Stored records:
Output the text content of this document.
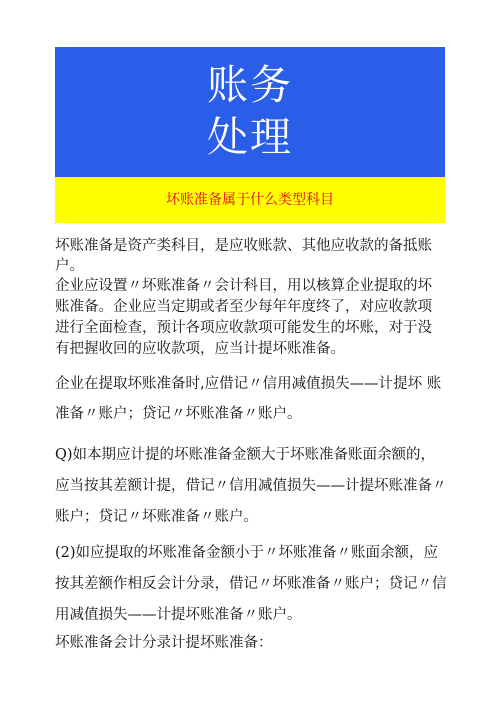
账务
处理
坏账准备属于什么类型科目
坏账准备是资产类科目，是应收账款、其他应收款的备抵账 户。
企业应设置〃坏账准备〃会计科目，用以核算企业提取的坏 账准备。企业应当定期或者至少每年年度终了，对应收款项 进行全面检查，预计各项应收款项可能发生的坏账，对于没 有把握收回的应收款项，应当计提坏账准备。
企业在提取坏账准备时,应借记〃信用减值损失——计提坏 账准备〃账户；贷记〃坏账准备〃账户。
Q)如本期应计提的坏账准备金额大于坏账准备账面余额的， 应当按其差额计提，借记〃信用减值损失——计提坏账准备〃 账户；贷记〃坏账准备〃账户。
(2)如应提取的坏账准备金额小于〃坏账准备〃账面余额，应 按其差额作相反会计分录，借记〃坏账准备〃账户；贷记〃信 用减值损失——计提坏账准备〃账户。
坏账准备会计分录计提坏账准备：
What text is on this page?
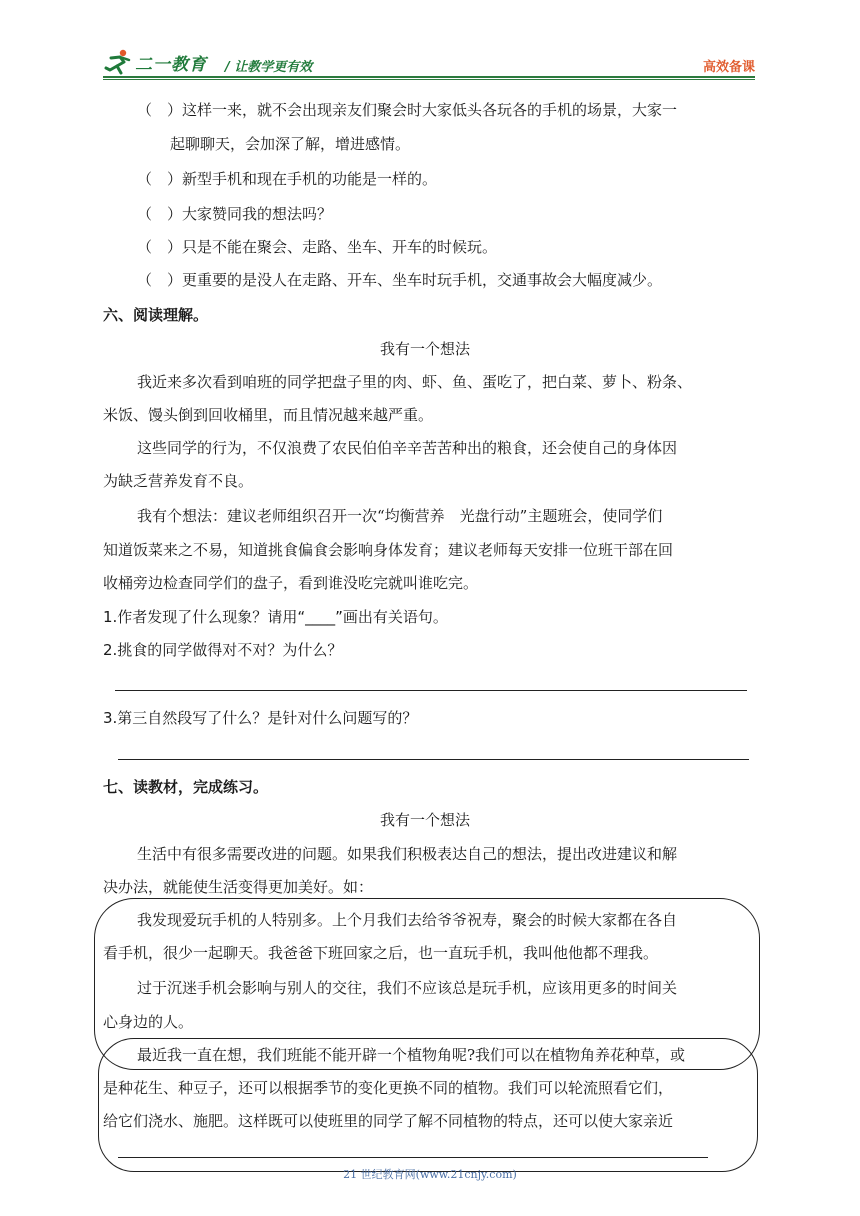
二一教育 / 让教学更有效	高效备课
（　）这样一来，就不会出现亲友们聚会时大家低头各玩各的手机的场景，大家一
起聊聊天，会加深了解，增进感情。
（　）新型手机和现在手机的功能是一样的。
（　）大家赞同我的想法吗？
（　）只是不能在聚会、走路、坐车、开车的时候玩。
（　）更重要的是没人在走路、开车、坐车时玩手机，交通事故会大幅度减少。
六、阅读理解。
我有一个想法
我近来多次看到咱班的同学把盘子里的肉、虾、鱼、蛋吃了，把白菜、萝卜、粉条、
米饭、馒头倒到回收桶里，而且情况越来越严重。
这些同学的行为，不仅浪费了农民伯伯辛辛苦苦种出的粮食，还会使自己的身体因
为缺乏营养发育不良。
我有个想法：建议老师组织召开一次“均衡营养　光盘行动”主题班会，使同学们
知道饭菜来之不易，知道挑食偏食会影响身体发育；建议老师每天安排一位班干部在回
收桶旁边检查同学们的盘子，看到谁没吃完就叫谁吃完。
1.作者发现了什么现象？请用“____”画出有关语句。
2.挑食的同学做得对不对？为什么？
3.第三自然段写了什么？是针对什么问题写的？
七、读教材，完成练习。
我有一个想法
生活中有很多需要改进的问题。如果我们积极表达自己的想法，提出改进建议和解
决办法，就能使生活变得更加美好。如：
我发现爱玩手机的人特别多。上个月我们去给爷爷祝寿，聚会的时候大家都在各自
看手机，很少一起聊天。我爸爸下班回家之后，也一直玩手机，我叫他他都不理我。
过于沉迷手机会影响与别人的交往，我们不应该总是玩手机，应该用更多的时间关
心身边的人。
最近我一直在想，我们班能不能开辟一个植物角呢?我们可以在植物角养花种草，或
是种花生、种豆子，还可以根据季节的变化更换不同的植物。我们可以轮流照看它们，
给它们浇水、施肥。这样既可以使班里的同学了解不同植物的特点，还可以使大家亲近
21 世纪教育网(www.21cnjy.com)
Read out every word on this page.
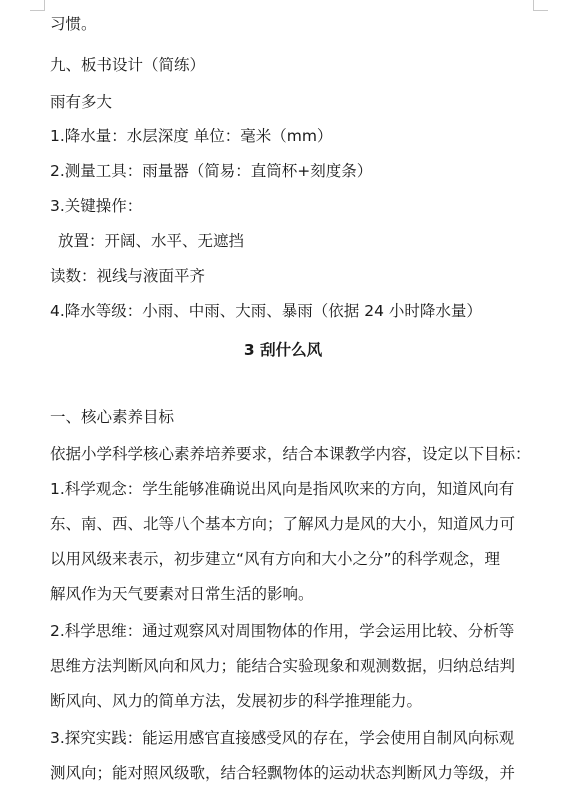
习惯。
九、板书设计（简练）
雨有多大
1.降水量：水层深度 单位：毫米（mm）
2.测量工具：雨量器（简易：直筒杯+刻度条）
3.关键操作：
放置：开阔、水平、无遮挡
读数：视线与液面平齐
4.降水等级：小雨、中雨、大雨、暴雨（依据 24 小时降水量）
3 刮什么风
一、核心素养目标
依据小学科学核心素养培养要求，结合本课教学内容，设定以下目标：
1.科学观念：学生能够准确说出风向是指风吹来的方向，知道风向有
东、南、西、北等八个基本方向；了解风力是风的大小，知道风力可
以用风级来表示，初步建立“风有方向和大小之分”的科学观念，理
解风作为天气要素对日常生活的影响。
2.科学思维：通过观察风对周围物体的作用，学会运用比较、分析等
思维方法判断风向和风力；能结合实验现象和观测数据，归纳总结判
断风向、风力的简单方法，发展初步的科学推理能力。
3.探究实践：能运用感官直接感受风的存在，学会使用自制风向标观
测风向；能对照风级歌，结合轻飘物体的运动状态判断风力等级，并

▶ [Exercise description] Transcribe all the lines above exactly, apart from the pictures.

▶ [Completed task]
Output the text content of this document.
账务
处理
坏账准备属于什么类型科目
坏账准备是资产类科目，是应收账款、其他应收款的备抵账 户。
企业应设置〃坏账准备〃会计科目，用以核算企业提取的坏 账准备。企业应当定期或者至少每年年度终了，对应收款项 进行全面检查，预计各项应收款项可能发生的坏账，对于没 有把握收回的应收款项，应当计提坏账准备。
企业在提取坏账准备时,应借记〃信用减值损失——计提坏 账准备〃账户；贷记〃坏账准备〃账户。
Q)如本期应计提的坏账准备金额大于坏账准备账面余额的， 应当按其差额计提，借记〃信用减值损失——计提坏账准备〃 账户；贷记〃坏账准备〃账户。
(2)如应提取的坏账准备金额小于〃坏账准备〃账面余额，应 按其差额作相反会计分录，借记〃坏账准备〃账户；贷记〃信 用减值损失——计提坏账准备〃账户。
坏账准备会计分录计提坏账准备：
What text is on this page?
二一教育 / 让教学更有效	高效备课
（　）这样一来，就不会出现亲友们聚会时大家低头各玩各的手机的场景，大家一
起聊聊天，会加深了解，增进感情。
（　）新型手机和现在手机的功能是一样的。
（　）大家赞同我的想法吗？
（　）只是不能在聚会、走路、坐车、开车的时候玩。
（　）更重要的是没人在走路、开车、坐车时玩手机，交通事故会大幅度减少。
六、阅读理解。
我有一个想法
我近来多次看到咱班的同学把盘子里的肉、虾、鱼、蛋吃了，把白菜、萝卜、粉条、
米饭、馒头倒到回收桶里，而且情况越来越严重。
这些同学的行为，不仅浪费了农民伯伯辛辛苦苦种出的粮食，还会使自己的身体因
为缺乏营养发育不良。
我有个想法：建议老师组织召开一次“均衡营养　光盘行动”主题班会，使同学们
知道饭菜来之不易，知道挑食偏食会影响身体发育；建议老师每天安排一位班干部在回
收桶旁边检查同学们的盘子，看到谁没吃完就叫谁吃完。
1.作者发现了什么现象？请用“____”画出有关语句。
2.挑食的同学做得对不对？为什么？
3.第三自然段写了什么？是针对什么问题写的？
七、读教材，完成练习。
我有一个想法
生活中有很多需要改进的问题。如果我们积极表达自己的想法，提出改进建议和解
决办法，就能使生活变得更加美好。如：
我发现爱玩手机的人特别多。上个月我们去给爷爷祝寿，聚会的时候大家都在各自
看手机，很少一起聊天。我爸爸下班回家之后，也一直玩手机，我叫他他都不理我。
过于沉迷手机会影响与别人的交往，我们不应该总是玩手机，应该用更多的时间关
心身边的人。
最近我一直在想，我们班能不能开辟一个植物角呢?我们可以在植物角养花种草，或
是种花生、种豆子，还可以根据季节的变化更换不同的植物。我们可以轮流照看它们，
给它们浇水、施肥。这样既可以使班里的同学了解不同植物的特点，还可以使大家亲近
21 世纪教育网(www.21cnjy.com)
Read out every word on this page.
习惯。
九、板书设计（简练）
雨有多大
1.降水量：水层深度 单位：毫米（mm）
2.测量工具：雨量器（简易：直筒杯+刻度条）
3.关键操作：
放置：开阔、水平、无遮挡
读数：视线与液面平齐
4.降水等级：小雨、中雨、大雨、暴雨（依据 24 小时降水量）
3 刮什么风
一、核心素养目标
依据小学科学核心素养培养要求，结合本课教学内容，设定以下目标：
1.科学观念：学生能够准确说出风向是指风吹来的方向，知道风向有
东、南、西、北等八个基本方向；了解风力是风的大小，知道风力可
以用风级来表示，初步建立“风有方向和大小之分”的科学观念，理
解风作为天气要素对日常生活的影响。
2.科学思维：通过观察风对周围物体的作用，学会运用比较、分析等
思维方法判断风向和风力；能结合实验现象和观测数据，归纳总结判
断风向、风力的简单方法，发展初步的科学推理能力。
3.探究实践：能运用感官直接感受风的存在，学会使用自制风向标观
测风向；能对照风级歌，结合轻飘物体的运动状态判断风力等级，并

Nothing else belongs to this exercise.